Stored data

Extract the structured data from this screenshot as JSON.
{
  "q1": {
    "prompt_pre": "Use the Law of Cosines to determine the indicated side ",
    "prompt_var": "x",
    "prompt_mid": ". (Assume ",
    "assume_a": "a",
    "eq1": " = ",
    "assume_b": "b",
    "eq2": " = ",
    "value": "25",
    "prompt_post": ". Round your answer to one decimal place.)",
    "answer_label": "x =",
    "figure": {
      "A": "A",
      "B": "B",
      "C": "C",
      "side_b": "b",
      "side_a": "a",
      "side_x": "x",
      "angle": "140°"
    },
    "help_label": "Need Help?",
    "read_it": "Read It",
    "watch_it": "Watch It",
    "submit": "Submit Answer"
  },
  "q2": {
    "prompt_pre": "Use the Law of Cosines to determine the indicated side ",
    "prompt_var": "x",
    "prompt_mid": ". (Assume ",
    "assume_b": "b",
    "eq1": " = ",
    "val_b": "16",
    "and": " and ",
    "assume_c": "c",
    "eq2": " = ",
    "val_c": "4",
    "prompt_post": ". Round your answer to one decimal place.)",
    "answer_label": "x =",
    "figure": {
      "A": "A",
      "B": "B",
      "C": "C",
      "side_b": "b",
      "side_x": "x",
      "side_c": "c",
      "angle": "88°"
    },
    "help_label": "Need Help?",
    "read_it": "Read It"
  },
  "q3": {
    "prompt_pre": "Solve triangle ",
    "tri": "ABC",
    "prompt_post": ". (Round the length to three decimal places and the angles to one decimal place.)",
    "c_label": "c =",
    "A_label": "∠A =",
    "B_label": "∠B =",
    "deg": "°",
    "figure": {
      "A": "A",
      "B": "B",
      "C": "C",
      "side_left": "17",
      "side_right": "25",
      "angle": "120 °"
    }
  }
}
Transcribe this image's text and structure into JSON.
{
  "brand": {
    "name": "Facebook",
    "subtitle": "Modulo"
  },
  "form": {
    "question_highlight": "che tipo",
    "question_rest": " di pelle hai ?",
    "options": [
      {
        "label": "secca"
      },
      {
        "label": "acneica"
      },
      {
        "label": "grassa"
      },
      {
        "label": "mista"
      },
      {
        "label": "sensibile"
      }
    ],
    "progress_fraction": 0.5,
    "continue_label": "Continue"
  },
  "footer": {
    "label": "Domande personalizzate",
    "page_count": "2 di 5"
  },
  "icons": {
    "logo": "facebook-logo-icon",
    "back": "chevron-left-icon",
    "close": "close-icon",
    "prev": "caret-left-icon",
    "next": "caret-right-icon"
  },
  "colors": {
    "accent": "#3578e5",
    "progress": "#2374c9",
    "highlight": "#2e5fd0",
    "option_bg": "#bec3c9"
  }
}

» Exercise
Each line of the material above must be retyped precisely.

» Written answer
Extract the structured data from this screenshot as JSON.
{
  "q1": {
    "prompt_pre": "Use the Law of Cosines to determine the indicated side ",
    "prompt_var": "x",
    "prompt_mid": ". (Assume ",
    "assume_a": "a",
    "eq1": " = ",
    "assume_b": "b",
    "eq2": " = ",
    "value": "25",
    "prompt_post": ". Round your answer to one decimal place.)",
    "answer_label": "x =",
    "figure": {
      "A": "A",
      "B": "B",
      "C": "C",
      "side_b": "b",
      "side_a": "a",
      "side_x": "x",
      "angle": "140°"
    },
    "help_label": "Need Help?",
    "read_it": "Read It",
    "watch_it": "Watch It",
    "submit": "Submit Answer"
  },
  "q2": {
    "prompt_pre": "Use the Law of Cosines to determine the indicated side ",
    "prompt_var": "x",
    "prompt_mid": ". (Assume ",
    "assume_b": "b",
    "eq1": " = ",
    "val_b": "16",
    "and": " and ",
    "assume_c": "c",
    "eq2": " = ",
    "val_c": "4",
    "prompt_post": ". Round your answer to one decimal place.)",
    "answer_label": "x =",
    "figure": {
      "A": "A",
      "B": "B",
      "C": "C",
      "side_b": "b",
      "side_x": "x",
      "side_c": "c",
      "angle": "88°"
    },
    "help_label": "Need Help?",
    "read_it": "Read It"
  },
  "q3": {
    "prompt_pre": "Solve triangle ",
    "tri": "ABC",
    "prompt_post": ". (Round the length to three decimal places and the angles to one decimal place.)",
    "c_label": "c =",
    "A_label": "∠A =",
    "B_label": "∠B =",
    "deg": "°",
    "figure": {
      "A": "A",
      "B": "B",
      "C": "C",
      "side_left": "17",
      "side_right": "25",
      "angle": "120 °"
    }
  }
}
Transcribe this image's text and structure into JSON.
{
  "brand": {
    "name": "Facebook",
    "subtitle": "Modulo"
  },
  "form": {
    "question_highlight": "che tipo",
    "question_rest": " di pelle hai ?",
    "options": [
      {
        "label": "secca"
      },
      {
        "label": "acneica"
      },
      {
        "label": "grassa"
      },
      {
        "label": "mista"
      },
      {
        "label": "sensibile"
      }
    ],
    "progress_fraction": 0.5,
    "continue_label": "Continue"
  },
  "footer": {
    "label": "Domande personalizzate",
    "page_count": "2 di 5"
  },
  "icons": {
    "logo": "facebook-logo-icon",
    "back": "chevron-left-icon",
    "close": "close-icon",
    "prev": "caret-left-icon",
    "next": "caret-right-icon"
  },
  "colors": {
    "accent": "#3578e5",
    "progress": "#2374c9",
    "highlight": "#2e5fd0",
    "option_bg": "#bec3c9"
  }
}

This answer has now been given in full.